Humidity, Evaporation, and Boiling

The amount of water vapor in air is a result of evaporation or boiling, until an equilibrium is reached.

Learning Objectives

Explain why water boils at 100 °C

Key Takeaways

Key Points

  • Relative humidity is the fraction of water vapor in a gas compared to the saturation value.
  • Since the kinetic energy of a molecule is proportional to its temperature, evaporation proceeds more quickly at higher temperatures.
  • Vapor pressure increases with temperature because molecular speeds are higher as temperature increases.
  • Water boils at 100 °C because the vapor pressure exceeds atmospheric pressure at this temperature.

Key Terms

  • equilibrium: The state of a body at rest or in uniform motion, the resultant of all forces on which is zero.
  • vapor pressure: The pressure that a vapor exerts, or the partial pressure if it is mixed with other gases.
  • humidity: The amount of water vapor in the air.

Overview

The term relative humidity refers to how much water vapor is in the air compared with the maximum possible. At its maximum, denoted as saturation, the relative humidity is 100%, and evaporation is inhibited. The amount of water vapor the air can hold depends on its temperature. For example, relative humidity rises in the evening, as air temperature declines, sometimes reaching the dew point. At the dew point temperature, relative humidity is 100%, and fog may result from the condensation of water droplets if they are small enough to stay in suspension. Conversely, if one wished to dry something, it is more effective to blow hot air over it rather than cold air, because, among other things, hot air can hold more water vapor.

Evaporation

The capacity of air to hold water vapor is based on vapor pressure of water. The liquid and solid phases are continuously giving off vapor because some of the molecules have high enough speeds to enter the gas phase, a process called evaporation; see (a). For the molecules to evaporate, they must be located near the surface, be moving in the proper direction, and have sufficient kinetic energy to overcome liquid-phase intermolecular forces. When only a small proportion of the molecules meet these criteria, the rate of evaporation is low. Since the kinetic energy of a molecule is proportional to its temperature, evaporation proceeds more quickly at higher temperatures.

If a lid is placed over the container, as in (b), evaporation continues, increasing the pressure, until sufficient vapor has built up for condensation to balance evaporation. Then equilibrium has been achieved, and the vapor pressure is equal to the partial pressure of water in the container. Vapor pressure increases with temperature because molecular speeds are higher as temperature increases.

####

Exercise details. Reproduce the humidity and evaporation text word for word, beginning at "Learning Objectives" and stopping after "the saturation value.".

####

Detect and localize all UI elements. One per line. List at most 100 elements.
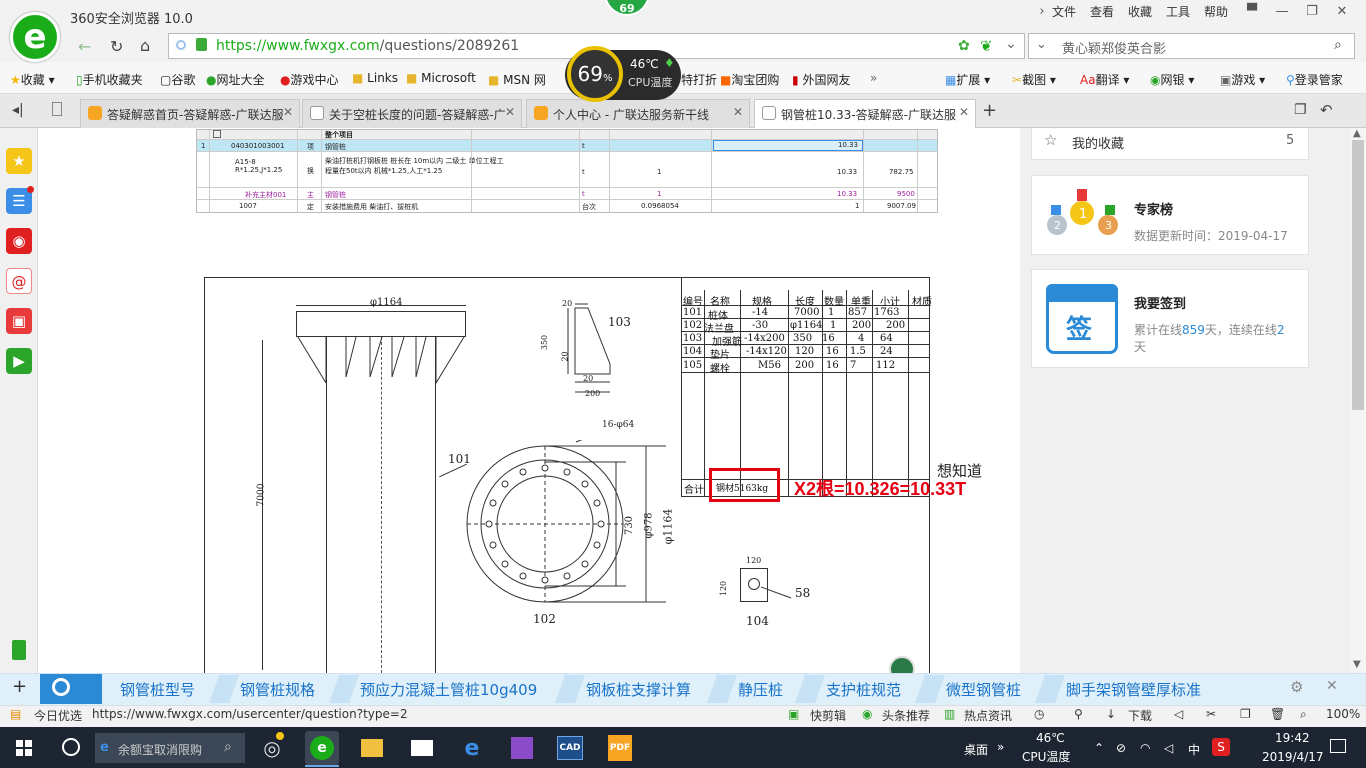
home-icon[interactable]: ⌂	[140, 36, 150, 55]
bookmark-links[interactable]: ■ Links	[352, 71, 398, 85]
pin-icon[interactable]: ⚲	[1074, 707, 1083, 721]
weibo-icon[interactable]: ◉	[6, 228, 32, 254]
game-icon[interactable]: ▣	[6, 308, 32, 334]
close-icon[interactable]: ✕	[733, 105, 743, 119]
email-icon[interactable]: @	[6, 268, 32, 294]
video-icon[interactable]: ▶	[6, 348, 32, 374]
speed-icon[interactable]: ◷	[1034, 707, 1044, 721]
tab-restore-icon[interactable]: ❐	[1294, 102, 1307, 118]
network-icon[interactable]: ⊘	[1116, 741, 1126, 755]
experts-title[interactable]: 专家榜	[1134, 199, 1173, 218]
window-icon[interactable]: ❐	[1240, 707, 1251, 721]
scroll-down-icon[interactable]: ▼	[1353, 659, 1361, 670]
trash-icon[interactable]: 🗑︎	[1270, 707, 1285, 721]
menu-tools[interactable]: 工具	[1166, 3, 1190, 20]
close-icon[interactable]: ✕	[959, 105, 969, 119]
back-icon[interactable]: ←	[78, 37, 91, 56]
related-item[interactable]: 钢管桩规格	[240, 679, 315, 700]
restore-icon[interactable]: ❐	[1300, 2, 1324, 22]
status-item-clip[interactable]: 快剪辑	[810, 707, 846, 724]
bookmark-mobile[interactable]: ▯手机收藏夹	[76, 71, 143, 88]
zoom-level[interactable]: 100%	[1326, 707, 1360, 721]
tab-steel-pile[interactable]: 钢管桩10.33-答疑解惑-广联达服 ✕	[754, 99, 976, 128]
windows-start-icon[interactable]	[16, 740, 32, 756]
bookmark-msn[interactable]: ■ MSN 网	[488, 71, 546, 88]
bookmark-google[interactable]: ▢谷歌	[160, 71, 195, 88]
close-icon[interactable]: ✕	[1326, 678, 1338, 694]
toolbar-games[interactable]: ▣游戏 ▾	[1220, 71, 1265, 88]
bookmark-microsoft[interactable]: ■ Microsoft	[406, 71, 476, 85]
menu-file[interactable]: 文件	[1052, 3, 1076, 20]
download-icon[interactable]: ↓	[1106, 707, 1116, 721]
close-icon[interactable]: ✕	[505, 105, 515, 119]
sidebar-toggle-icon[interactable]: ◂|	[12, 102, 24, 118]
tab-pile-length[interactable]: 关于空桩长度的问题-答疑解惑-广 ✕	[302, 99, 522, 128]
taskbar-pdf[interactable]: PDF	[603, 731, 637, 765]
related-item[interactable]: 钢管桩型号	[120, 679, 195, 700]
favorites-star-icon[interactable]: ★	[6, 148, 32, 174]
tab-list-icon[interactable]	[52, 102, 62, 116]
today-picks[interactable]: 今日优选	[34, 707, 82, 724]
minimize-icon[interactable]: —	[1270, 2, 1294, 22]
search-icon[interactable]: ⌕	[224, 739, 232, 755]
signin-title[interactable]: 我要签到	[1134, 293, 1186, 312]
clock-time[interactable]: 19:42	[1275, 731, 1310, 745]
sogou-icon[interactable]: S	[1212, 738, 1230, 756]
related-item[interactable]: 支护桩规范	[826, 679, 901, 700]
mute-icon[interactable]: ◁	[1174, 707, 1183, 721]
chevron-right-icon[interactable]: »	[997, 740, 1004, 754]
menu-favorites[interactable]: 收藏	[1128, 3, 1152, 20]
menu-help[interactable]: 帮助	[1204, 3, 1228, 20]
chevron-right-icon[interactable]: ›	[1030, 2, 1054, 22]
leaf-icon[interactable]: ❦	[980, 37, 993, 55]
bookmark-taobao[interactable]: ■淘宝团购	[720, 71, 779, 88]
status-item-news[interactable]: 热点资讯	[964, 707, 1012, 724]
today-icon[interactable]: ▤	[10, 707, 21, 721]
new-tab-button[interactable]: +	[982, 100, 997, 121]
wifi-icon[interactable]: ◠	[1140, 741, 1150, 755]
tab-personal-center[interactable]: 个人中心 - 广联达服务新干线 ✕	[526, 99, 750, 128]
taskbar-search-text[interactable]: 余额宝取消限购	[118, 741, 202, 758]
volume-icon[interactable]: ◁	[1164, 741, 1173, 755]
toolbar-banking[interactable]: ◉网银 ▾	[1150, 71, 1194, 88]
related-item[interactable]: 脚手架钢管壁厚标准	[1066, 679, 1201, 700]
scrollbar-thumb[interactable]	[1352, 140, 1364, 410]
related-item[interactable]: 钢板桩支撑计算	[586, 679, 691, 700]
refresh-icon[interactable]: ↻	[110, 37, 123, 56]
toolbar-translate[interactable]: Aa翻译 ▾	[1080, 71, 1129, 88]
notification-center-icon[interactable]	[1330, 739, 1346, 753]
search-icon[interactable]: ⌕	[1334, 37, 1342, 53]
address-url[interactable]: https://www.fwxgx.com/questions/2089261	[216, 38, 519, 54]
bookmark-favorites[interactable]: ★收藏 ▾	[10, 71, 55, 88]
tray-expand-icon[interactable]: ⌃	[1094, 741, 1104, 755]
close-icon[interactable]: ✕	[283, 105, 293, 119]
settings-gear-icon[interactable]: ⚙	[1290, 678, 1303, 696]
status-item-headline[interactable]: 头条推荐	[882, 707, 930, 724]
desktop-label[interactable]: 桌面	[964, 741, 988, 758]
taskbar-cad[interactable]: CAD	[553, 731, 587, 765]
close-icon[interactable]: ✕	[1330, 2, 1354, 22]
bookmark-games[interactable]: ●游戏中心	[280, 71, 339, 88]
secure-icon[interactable]: ✿	[958, 38, 970, 54]
search-icon[interactable]	[52, 678, 70, 696]
toolbar-screenshot[interactable]: ✂截图 ▾	[1012, 71, 1056, 88]
undo-close-icon[interactable]: ↶	[1320, 101, 1333, 119]
chevron-down-icon[interactable]: ⌄	[1036, 37, 1047, 52]
search-text[interactable]: 黄心颖郑俊英合影	[1062, 38, 1166, 57]
clock-date[interactable]: 2019/4/17	[1262, 750, 1324, 764]
browser-logo-icon[interactable]: e	[10, 12, 60, 62]
menu-view[interactable]: 查看	[1090, 3, 1114, 20]
chevron-down-icon[interactable]: ⌄	[1005, 36, 1017, 52]
related-item[interactable]: 微型钢管桩	[946, 679, 1021, 700]
screenshot-icon[interactable]: ✂	[1206, 707, 1216, 721]
taskbar-edge[interactable]: e	[455, 731, 489, 765]
related-item[interactable]: 预应力混凝土管桩10g409	[360, 679, 537, 700]
tab-qa-home[interactable]: 答疑解惑首页-答疑解惑-广联达服 ✕	[80, 99, 300, 128]
taskbar-mail[interactable]	[405, 731, 439, 765]
add-icon[interactable]: +	[12, 676, 27, 697]
status-item-download[interactable]: 下载	[1128, 707, 1152, 724]
ime-indicator[interactable]: 中	[1188, 741, 1200, 758]
bookmark-foreign[interactable]: ▮ 外国网友	[792, 71, 850, 88]
toolbar-login[interactable]: ⚲登录管家	[1286, 71, 1343, 88]
toolbar-extensions[interactable]: ▦扩展 ▾	[945, 71, 990, 88]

####

Exercise response.
Learning Objectives

Explain why water boils at 100 °C

Key Takeaways

Key Points

  • Relative humidity is the fraction of water vapor in a gas compared to the saturation value.